* [TASK OBJECTIVE]:
Examine the records and identify each line that includes the string "medium". Copy those lines.

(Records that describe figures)

=-=-=

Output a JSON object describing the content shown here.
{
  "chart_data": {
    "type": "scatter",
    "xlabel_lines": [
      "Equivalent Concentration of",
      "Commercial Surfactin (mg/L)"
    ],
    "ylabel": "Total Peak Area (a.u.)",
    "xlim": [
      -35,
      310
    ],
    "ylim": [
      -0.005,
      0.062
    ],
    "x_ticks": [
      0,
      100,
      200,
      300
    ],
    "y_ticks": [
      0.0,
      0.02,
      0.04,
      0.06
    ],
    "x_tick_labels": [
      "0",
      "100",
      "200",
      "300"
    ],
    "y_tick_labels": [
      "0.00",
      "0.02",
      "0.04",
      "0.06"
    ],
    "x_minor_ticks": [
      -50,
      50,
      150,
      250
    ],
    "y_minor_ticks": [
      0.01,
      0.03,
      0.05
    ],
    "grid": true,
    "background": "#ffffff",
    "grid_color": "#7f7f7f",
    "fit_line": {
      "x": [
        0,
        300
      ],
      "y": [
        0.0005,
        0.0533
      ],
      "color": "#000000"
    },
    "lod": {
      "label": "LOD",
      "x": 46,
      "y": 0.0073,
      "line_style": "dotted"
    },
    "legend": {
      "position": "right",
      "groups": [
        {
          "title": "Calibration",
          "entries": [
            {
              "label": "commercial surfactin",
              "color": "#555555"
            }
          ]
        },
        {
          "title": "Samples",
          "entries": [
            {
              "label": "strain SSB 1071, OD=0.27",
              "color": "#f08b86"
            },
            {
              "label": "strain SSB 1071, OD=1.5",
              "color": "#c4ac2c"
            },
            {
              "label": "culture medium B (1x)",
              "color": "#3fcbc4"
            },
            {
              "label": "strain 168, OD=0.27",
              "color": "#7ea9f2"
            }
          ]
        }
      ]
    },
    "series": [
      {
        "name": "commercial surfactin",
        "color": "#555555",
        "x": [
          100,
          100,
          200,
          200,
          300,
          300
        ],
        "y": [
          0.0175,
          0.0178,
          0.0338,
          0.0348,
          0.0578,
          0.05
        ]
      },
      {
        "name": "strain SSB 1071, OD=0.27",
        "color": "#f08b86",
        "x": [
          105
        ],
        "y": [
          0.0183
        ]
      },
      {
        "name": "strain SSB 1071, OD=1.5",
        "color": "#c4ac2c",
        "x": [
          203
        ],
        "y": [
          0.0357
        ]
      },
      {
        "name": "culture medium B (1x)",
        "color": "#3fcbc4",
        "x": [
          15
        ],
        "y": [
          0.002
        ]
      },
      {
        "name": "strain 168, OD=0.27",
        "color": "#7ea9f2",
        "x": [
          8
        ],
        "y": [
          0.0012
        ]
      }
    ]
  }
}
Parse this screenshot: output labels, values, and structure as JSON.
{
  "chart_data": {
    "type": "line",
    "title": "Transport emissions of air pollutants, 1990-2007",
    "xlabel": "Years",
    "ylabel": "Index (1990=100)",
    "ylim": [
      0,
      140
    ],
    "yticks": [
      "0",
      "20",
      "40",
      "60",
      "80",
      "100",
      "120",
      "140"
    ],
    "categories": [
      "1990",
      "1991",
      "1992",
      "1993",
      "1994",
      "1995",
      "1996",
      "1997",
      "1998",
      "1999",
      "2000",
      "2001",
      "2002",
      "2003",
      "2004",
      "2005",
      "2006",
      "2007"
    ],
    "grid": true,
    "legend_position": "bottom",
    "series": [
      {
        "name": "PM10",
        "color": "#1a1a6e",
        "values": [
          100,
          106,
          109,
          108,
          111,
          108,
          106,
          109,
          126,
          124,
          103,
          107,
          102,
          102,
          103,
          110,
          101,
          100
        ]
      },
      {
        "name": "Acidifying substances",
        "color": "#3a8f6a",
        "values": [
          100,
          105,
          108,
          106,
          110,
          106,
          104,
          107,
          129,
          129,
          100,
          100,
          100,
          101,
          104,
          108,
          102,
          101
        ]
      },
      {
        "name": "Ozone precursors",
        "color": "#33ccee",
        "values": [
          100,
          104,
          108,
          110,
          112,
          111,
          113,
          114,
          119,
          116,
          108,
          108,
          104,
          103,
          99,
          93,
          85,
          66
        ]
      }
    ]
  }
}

=-=-=

* [TASK RESULT]:
              "label": "culture medium B (1x)",
        "name": "culture medium B (1x)",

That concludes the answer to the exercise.